> **To do**
In the court opinion below, why does the survival claim turn on the discovery rule of the general three-year statute of limitations? Answer in one to three sentences.

> **Excerpt provided**
((

Geisz v. Greater Baltimore Medical Center

545 A.2d 658, 313 Md. 301, 1988 Md. LEXIS 108
CourtCourt of Appeals of Maryland
DecidedAugust 5, 1988
Docket131, September Term, 1987
StatusPublished
Cited by88 cases

This text of 545 A.2d 658 (Geisz v. Greater Baltimore Medical Center) is published on Counsel Stack Legal Research, covering Court of Appeals of Maryland primary law. Counsel Stack provides free access to over 12 million legal documents including statutes, case law, regulations, and constitutions.

Bluebook
Geisz v. Greater Baltimore Medical Center, 545 A.2d 658, 313 Md. 301, 1988 Md. LEXIS 108 (Md. 1988).

Opinion

RODOWSKY, Judge.

This wrongful death and survival action alleging medical malpractice was filed more than ten years after the patient died of cancer. Injury to the patient occurred before the earliest' statute of repose for medical malpractice claims *305 was enacted. Consequently, the issue as to the survival claim is whether it is barred under the discovery rule of the general three year statute of limitations. We shall hold that it is not barred. Whether the wrongful death claim was timely turns on the applicability of Md.Code (1974, 1984 RepLVol.), § 5-203 of the Courts and Judicial Proceedings Article (CJ) which reads:

If a party is kept in ignorance of a cause of action by the fraud of an adverse party, the cause of action shall be deemed to accrue at the time when the party discovered, or by the exercise of ordinary diligence should have discovered the fraud.[ 1 ]

We shall hold that § 5-203 applies to the facts here.

I

The plaintiffs’ decedent, Steven F. Geisz (Geisz), died at age twenty-nine, on September 21, 1975, of Hodgkin’s disease. He was survived by his son, Steven Geisz, II (Steven), born April 1, 1972, and by Elaine Geisz (Elaine), his former wife and Steven’s mother, from whom Geisz had obtained a divorce a few months before his death. Slightly more than three years after the marriage, Geisz was diagnosed as having Hodgkin’s disease. Proper treatment of that cancer enjoys a high success rate according to the plaintiffs’ experts.

On November 26,1971, Geisz first came under the care of Dr. George J. Richards, Jr. (Dr. Richards), one of the defendants, who was the Director of the Radiation Therapy Department at Greater Baltimore Medical Center (GBMC), *306 another defendant. 2 Between November 1971 and November 1973 Geisz received, usually from technicians acting at the direction of, and under the supervision of Dr. Richards, courses of treatment which the plaintiffs allege were improperly conceived and administered. By November 1973 Geisz was beyond help by conventional methods. Dr. Richards referred Geisz to a program, operated independently of the defendants, in which experimental drugs were administered.

))

> **Records shown**

((

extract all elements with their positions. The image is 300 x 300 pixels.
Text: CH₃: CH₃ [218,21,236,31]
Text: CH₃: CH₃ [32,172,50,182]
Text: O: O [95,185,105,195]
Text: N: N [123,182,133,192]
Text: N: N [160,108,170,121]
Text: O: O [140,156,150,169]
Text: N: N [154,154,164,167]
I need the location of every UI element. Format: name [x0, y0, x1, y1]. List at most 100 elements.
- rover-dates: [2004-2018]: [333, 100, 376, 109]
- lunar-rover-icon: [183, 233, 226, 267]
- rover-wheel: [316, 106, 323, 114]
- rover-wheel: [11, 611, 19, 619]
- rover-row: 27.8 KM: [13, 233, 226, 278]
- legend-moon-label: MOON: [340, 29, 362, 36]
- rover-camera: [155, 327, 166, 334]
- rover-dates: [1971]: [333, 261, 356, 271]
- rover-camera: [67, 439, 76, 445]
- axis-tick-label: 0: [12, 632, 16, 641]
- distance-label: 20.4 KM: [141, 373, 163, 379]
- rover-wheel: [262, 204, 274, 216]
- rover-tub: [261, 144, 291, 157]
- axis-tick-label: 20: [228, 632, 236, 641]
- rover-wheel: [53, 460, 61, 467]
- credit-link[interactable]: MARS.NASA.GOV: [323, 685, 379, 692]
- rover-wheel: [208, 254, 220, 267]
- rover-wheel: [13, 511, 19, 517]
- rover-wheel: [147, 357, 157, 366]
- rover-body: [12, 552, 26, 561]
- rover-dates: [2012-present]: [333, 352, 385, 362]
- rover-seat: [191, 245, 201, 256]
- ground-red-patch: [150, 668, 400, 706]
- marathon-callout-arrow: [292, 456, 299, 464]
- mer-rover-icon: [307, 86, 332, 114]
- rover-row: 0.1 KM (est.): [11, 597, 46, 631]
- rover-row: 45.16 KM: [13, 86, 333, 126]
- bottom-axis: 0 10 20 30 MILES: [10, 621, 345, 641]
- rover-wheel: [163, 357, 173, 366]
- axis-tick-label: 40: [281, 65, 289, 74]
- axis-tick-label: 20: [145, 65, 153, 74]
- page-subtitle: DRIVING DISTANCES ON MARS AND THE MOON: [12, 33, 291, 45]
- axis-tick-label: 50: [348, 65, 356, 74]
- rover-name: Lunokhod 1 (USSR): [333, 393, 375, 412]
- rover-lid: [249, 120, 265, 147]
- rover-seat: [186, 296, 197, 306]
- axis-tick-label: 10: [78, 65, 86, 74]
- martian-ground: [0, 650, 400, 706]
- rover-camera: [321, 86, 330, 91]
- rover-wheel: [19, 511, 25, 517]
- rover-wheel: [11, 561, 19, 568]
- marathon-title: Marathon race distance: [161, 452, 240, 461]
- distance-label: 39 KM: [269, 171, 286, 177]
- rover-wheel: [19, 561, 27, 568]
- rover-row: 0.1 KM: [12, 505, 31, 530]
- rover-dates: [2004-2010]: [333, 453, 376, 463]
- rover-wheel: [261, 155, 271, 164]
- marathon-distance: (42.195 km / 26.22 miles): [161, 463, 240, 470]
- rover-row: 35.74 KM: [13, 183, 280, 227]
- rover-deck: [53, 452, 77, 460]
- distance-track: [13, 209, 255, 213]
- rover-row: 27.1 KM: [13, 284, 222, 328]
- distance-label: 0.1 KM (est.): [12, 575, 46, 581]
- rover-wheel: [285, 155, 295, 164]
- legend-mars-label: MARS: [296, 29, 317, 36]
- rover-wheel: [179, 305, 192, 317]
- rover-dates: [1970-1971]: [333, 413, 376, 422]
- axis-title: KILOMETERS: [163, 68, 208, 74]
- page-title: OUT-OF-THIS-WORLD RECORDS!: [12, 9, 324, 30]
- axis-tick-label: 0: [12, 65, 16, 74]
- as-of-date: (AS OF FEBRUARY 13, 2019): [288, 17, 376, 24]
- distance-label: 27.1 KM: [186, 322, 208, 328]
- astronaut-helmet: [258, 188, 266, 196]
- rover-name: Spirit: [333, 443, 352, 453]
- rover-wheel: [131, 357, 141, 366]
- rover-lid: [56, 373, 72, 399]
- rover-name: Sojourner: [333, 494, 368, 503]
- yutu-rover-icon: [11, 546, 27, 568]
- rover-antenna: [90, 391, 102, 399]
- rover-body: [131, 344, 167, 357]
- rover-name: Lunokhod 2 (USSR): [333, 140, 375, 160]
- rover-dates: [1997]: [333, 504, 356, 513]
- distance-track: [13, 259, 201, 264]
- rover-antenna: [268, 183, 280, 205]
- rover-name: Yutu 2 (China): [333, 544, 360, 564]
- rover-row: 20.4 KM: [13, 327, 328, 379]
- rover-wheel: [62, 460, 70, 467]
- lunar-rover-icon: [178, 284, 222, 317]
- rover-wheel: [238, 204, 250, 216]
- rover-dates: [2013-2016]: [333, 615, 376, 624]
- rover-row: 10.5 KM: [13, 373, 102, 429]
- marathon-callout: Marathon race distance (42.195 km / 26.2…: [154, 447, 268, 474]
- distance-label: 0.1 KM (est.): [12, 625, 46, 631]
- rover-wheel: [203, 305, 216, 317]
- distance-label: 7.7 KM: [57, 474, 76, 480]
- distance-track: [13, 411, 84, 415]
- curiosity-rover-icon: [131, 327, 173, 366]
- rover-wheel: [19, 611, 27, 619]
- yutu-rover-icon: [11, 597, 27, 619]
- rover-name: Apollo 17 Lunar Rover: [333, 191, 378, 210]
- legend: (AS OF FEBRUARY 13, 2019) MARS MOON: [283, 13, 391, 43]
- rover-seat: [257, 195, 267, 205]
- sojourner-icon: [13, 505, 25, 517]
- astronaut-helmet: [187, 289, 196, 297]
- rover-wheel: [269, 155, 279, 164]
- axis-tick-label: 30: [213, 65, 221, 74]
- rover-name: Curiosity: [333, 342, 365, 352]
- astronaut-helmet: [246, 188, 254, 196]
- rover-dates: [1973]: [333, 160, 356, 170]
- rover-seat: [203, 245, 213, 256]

))

> **Answer space**
The injury to the patient happened before the earliest statute of repose for medical malpractice claims was enacted. Consequently, the issue for the survival claim is whether it is barred under the discovery rule of the general three-year statute of limitations.